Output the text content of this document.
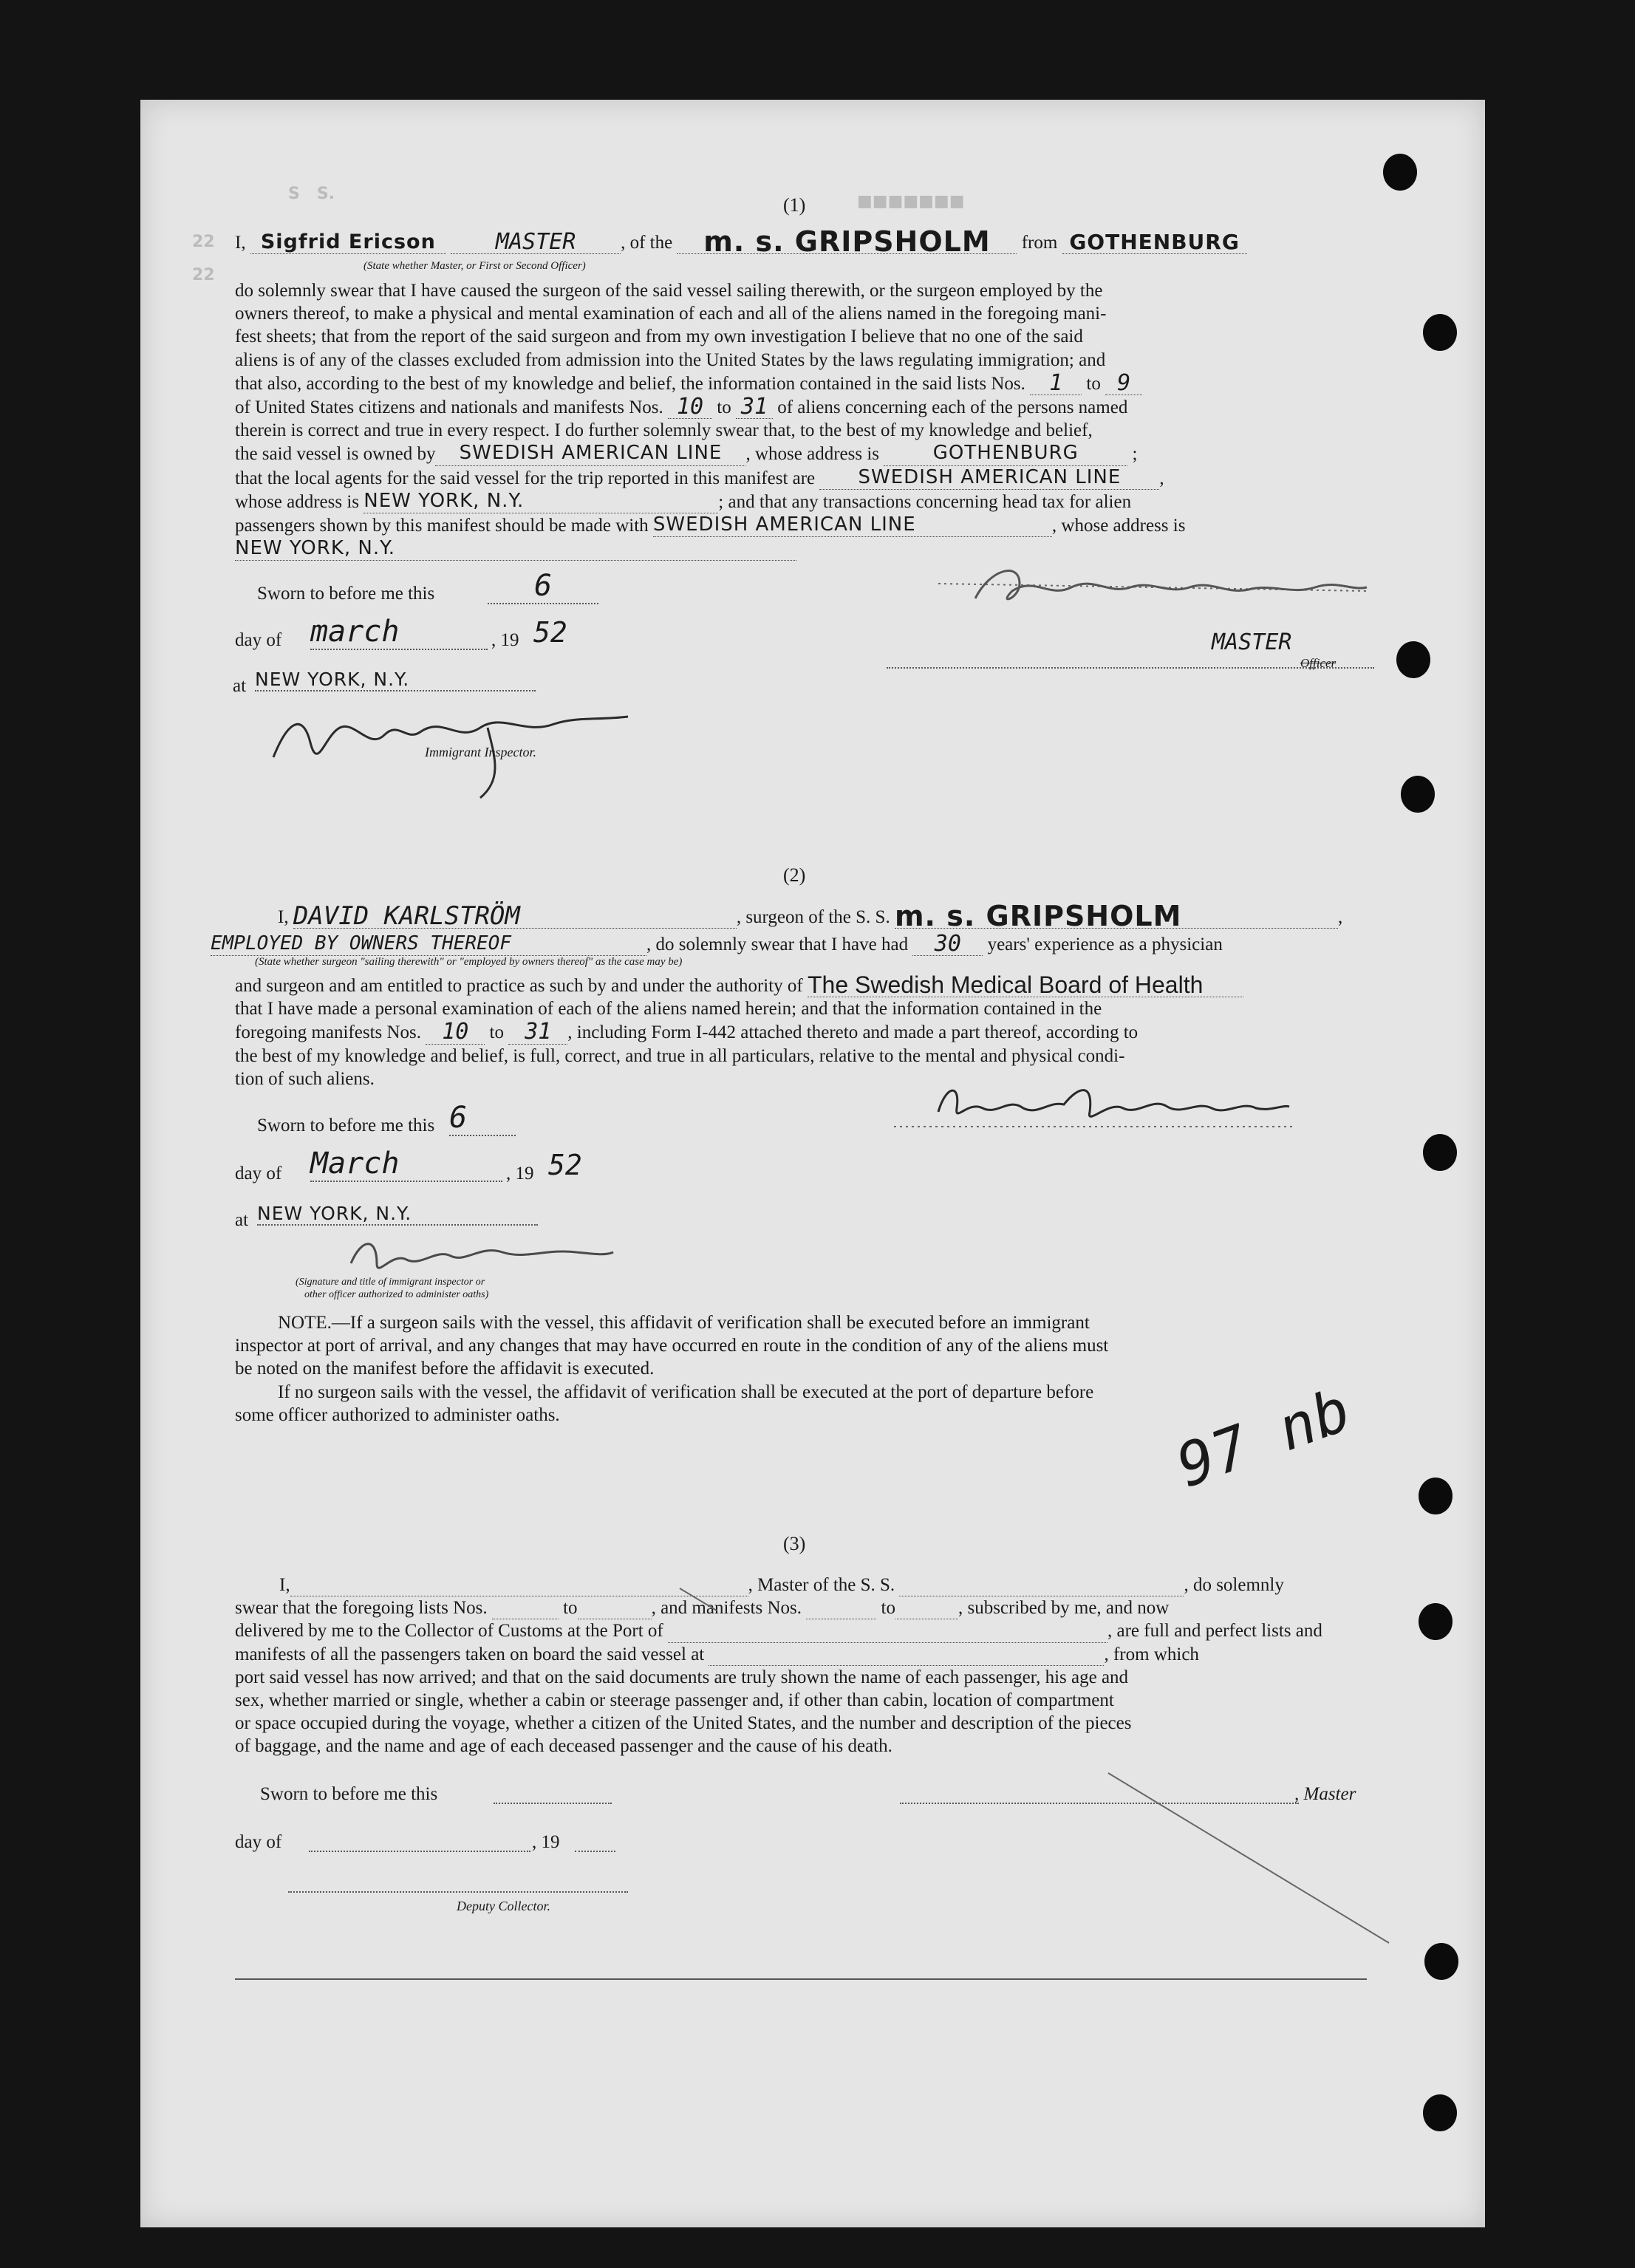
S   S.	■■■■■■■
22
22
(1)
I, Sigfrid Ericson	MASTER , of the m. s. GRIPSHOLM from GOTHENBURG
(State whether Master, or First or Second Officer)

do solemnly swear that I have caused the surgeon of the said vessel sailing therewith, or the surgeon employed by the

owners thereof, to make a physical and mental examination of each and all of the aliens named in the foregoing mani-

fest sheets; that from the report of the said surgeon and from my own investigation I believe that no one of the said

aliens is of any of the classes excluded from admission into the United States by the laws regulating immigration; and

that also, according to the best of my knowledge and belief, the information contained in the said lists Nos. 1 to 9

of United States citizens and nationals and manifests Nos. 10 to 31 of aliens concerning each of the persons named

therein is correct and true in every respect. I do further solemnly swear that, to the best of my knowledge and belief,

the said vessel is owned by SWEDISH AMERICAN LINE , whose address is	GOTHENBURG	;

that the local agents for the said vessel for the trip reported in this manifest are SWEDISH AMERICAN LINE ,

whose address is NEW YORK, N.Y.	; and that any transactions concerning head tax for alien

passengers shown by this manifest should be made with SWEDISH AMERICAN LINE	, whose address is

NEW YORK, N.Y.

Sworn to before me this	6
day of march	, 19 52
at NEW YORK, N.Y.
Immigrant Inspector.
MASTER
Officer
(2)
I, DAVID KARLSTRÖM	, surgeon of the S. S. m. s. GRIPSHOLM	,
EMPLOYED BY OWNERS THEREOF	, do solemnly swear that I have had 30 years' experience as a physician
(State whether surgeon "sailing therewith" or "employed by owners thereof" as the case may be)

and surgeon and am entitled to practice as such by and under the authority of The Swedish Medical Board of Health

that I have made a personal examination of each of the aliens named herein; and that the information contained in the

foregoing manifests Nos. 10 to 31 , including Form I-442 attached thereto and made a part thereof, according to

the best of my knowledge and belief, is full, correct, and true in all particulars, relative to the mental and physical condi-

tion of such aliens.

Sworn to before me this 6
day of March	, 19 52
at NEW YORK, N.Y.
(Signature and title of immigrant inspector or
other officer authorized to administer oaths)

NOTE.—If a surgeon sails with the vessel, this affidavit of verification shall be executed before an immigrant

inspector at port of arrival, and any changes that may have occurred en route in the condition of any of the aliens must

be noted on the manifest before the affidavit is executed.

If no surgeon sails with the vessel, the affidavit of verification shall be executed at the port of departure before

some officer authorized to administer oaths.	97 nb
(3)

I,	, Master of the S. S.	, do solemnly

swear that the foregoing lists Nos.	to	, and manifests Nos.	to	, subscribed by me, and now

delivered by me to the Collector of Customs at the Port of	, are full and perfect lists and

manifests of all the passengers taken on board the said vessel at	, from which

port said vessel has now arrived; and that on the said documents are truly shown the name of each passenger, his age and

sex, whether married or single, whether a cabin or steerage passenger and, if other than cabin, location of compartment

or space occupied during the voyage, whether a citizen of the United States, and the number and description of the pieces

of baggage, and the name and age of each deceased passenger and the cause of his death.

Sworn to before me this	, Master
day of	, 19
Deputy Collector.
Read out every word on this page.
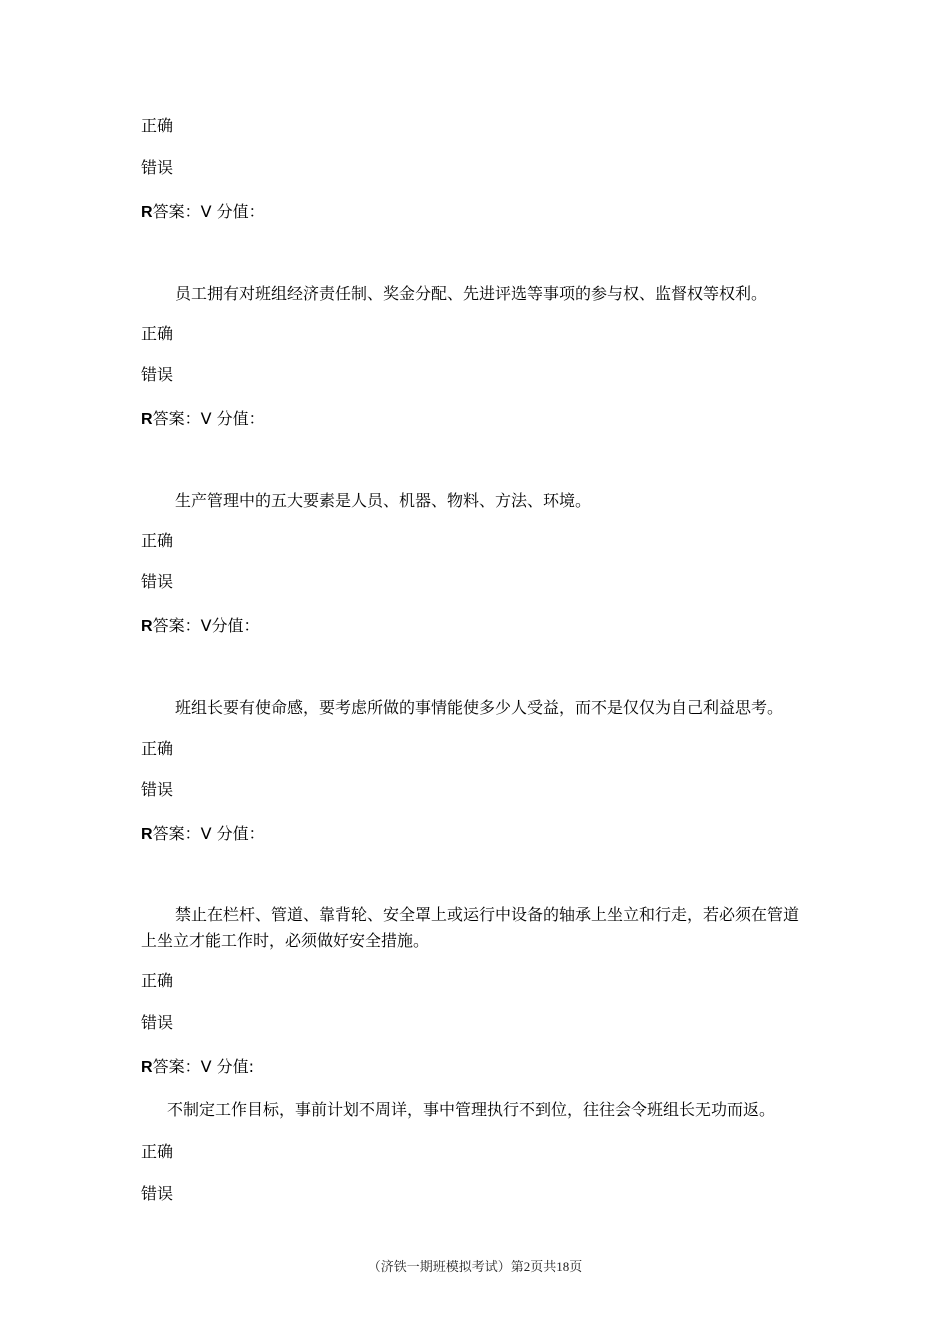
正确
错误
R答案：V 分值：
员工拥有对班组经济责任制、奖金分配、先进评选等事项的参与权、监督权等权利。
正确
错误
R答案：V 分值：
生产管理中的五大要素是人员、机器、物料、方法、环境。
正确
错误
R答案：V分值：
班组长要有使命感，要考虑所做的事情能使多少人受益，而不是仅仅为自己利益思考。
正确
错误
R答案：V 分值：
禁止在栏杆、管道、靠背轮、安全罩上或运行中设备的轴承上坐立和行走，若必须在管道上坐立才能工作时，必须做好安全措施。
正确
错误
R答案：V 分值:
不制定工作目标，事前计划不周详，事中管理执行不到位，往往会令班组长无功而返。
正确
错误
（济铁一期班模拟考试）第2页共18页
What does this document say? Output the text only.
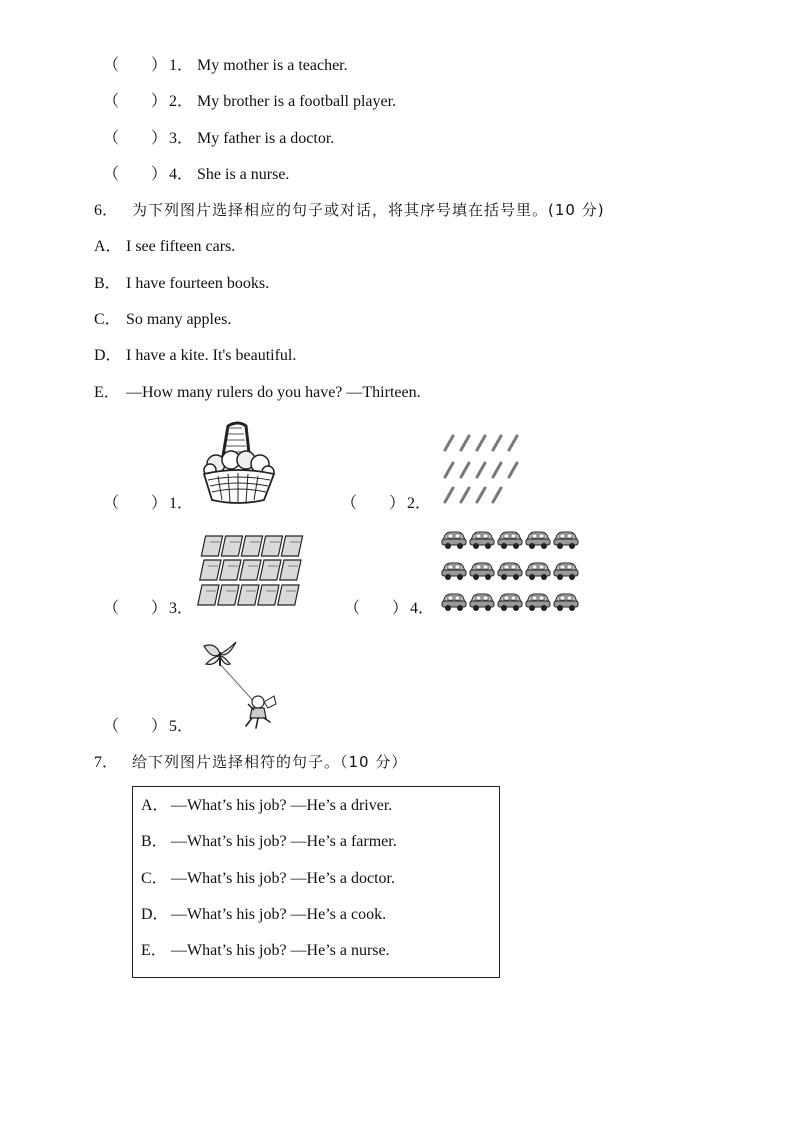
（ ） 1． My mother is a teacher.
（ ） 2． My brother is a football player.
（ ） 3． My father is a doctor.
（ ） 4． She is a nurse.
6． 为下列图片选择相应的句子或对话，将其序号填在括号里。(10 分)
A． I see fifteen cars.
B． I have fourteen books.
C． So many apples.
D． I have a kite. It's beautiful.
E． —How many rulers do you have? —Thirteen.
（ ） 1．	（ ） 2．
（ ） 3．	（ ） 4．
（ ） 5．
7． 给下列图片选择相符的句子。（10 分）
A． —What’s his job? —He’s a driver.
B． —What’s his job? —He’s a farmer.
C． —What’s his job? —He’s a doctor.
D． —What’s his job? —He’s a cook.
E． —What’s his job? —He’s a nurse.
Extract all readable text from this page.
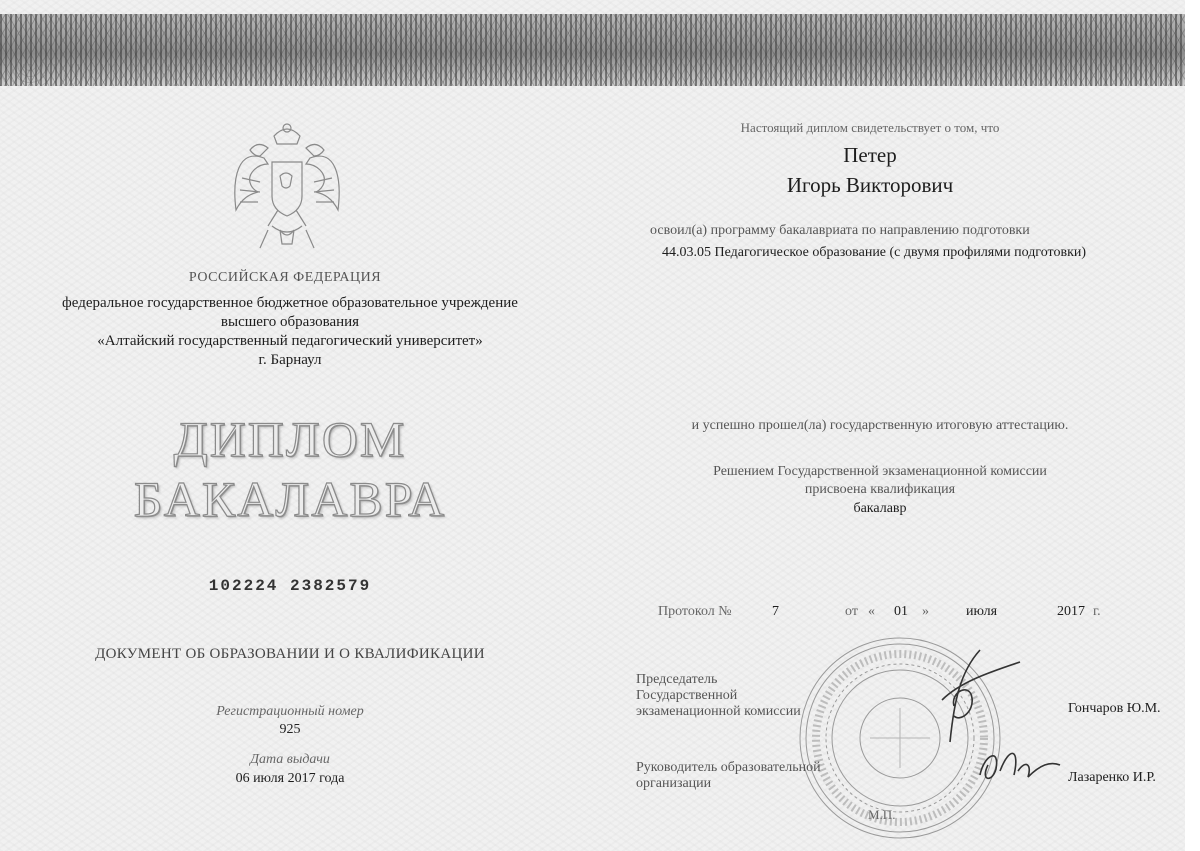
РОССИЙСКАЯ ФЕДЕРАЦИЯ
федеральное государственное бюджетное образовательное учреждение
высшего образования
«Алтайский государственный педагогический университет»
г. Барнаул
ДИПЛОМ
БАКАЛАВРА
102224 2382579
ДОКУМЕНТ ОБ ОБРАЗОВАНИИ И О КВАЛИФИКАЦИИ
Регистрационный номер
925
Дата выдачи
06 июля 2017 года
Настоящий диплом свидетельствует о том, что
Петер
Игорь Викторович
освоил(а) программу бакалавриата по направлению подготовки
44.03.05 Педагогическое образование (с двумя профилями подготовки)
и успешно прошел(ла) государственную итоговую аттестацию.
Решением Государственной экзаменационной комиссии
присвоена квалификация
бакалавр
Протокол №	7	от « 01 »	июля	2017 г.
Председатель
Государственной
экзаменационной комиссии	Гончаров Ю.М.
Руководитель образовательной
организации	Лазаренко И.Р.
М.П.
= = = = =
- _Set task_
Extract every line of the records above that contains the word "подготовки".

- _Answer below_
освоил(а) программу бакалавриата по направлению подготовки
44.03.05 Педагогическое образование (с двумя профилями подготовки)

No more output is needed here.